= Work to be completed =
Leave out the pictures and restate the rest of the data exactly.

= Data rows =
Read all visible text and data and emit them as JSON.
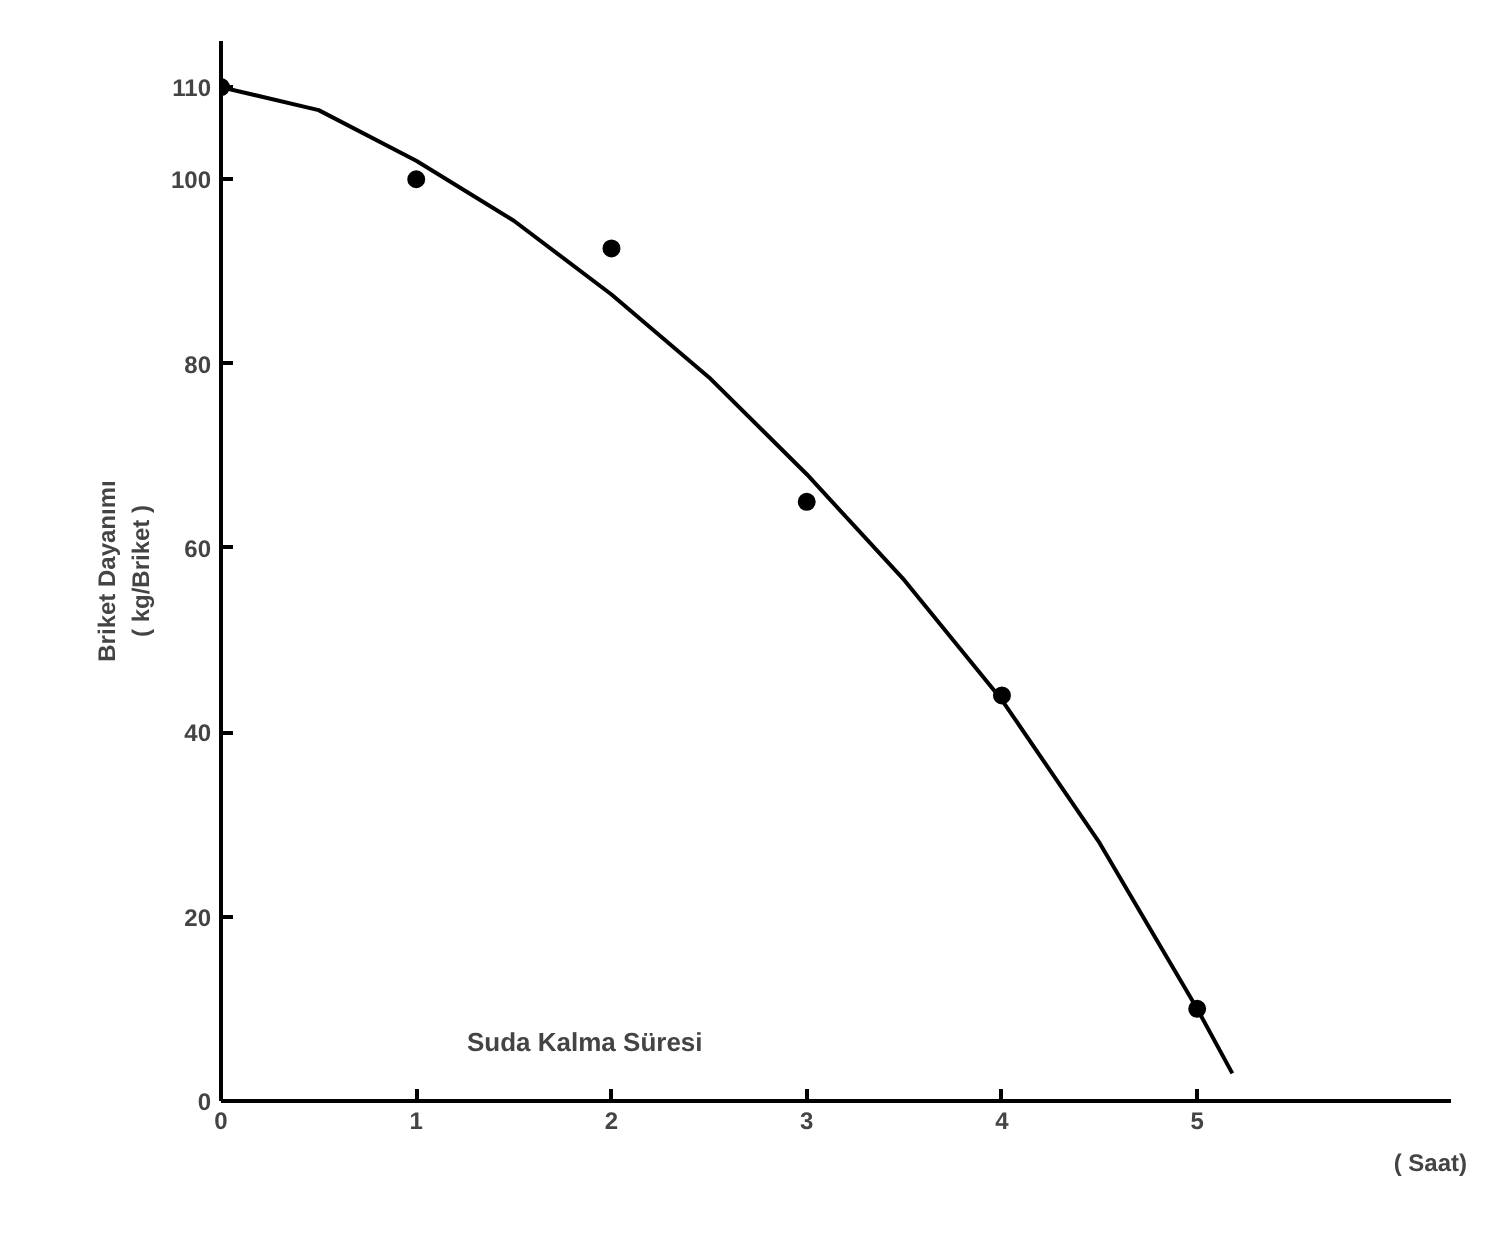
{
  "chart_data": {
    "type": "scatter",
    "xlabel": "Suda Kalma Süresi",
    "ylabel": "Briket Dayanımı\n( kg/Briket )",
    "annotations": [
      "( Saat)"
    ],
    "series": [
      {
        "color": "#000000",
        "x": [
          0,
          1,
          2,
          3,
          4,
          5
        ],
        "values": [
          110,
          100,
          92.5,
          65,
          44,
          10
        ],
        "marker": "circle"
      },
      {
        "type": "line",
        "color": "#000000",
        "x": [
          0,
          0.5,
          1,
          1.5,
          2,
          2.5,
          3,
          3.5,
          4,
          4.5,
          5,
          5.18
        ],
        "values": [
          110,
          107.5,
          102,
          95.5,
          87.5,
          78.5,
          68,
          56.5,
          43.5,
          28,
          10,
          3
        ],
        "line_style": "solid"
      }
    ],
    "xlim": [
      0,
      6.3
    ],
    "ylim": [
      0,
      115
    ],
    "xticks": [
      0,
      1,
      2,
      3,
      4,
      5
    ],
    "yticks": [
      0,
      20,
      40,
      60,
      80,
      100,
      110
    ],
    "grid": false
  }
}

= Output =
Read all visible text and data and emit them as JSON.
{
  "chart_data": {
    "type": "scatter",
    "xlabel": "Suda Kalma Süresi",
    "ylabel": "Briket Dayanımı\n( kg/Briket )",
    "annotations": [
      "( Saat)"
    ],
    "series": [
      {
        "color": "#000000",
        "x": [
          0,
          1,
          2,
          3,
          4,
          5
        ],
        "values": [
          110,
          100,
          92.5,
          65,
          44,
          10
        ],
        "marker": "circle"
      },
      {
        "type": "line",
        "color": "#000000",
        "x": [
          0,
          0.5,
          1,
          1.5,
          2,
          2.5,
          3,
          3.5,
          4,
          4.5,
          5,
          5.18
        ],
        "values": [
          110,
          107.5,
          102,
          95.5,
          87.5,
          78.5,
          68,
          56.5,
          43.5,
          28,
          10,
          3
        ],
        "line_style": "solid"
      }
    ],
    "xlim": [
      0,
      6.3
    ],
    "ylim": [
      0,
      115
    ],
    "xticks": [
      0,
      1,
      2,
      3,
      4,
      5
    ],
    "yticks": [
      0,
      20,
      40,
      60,
      80,
      100,
      110
    ],
    "grid": false
  }
}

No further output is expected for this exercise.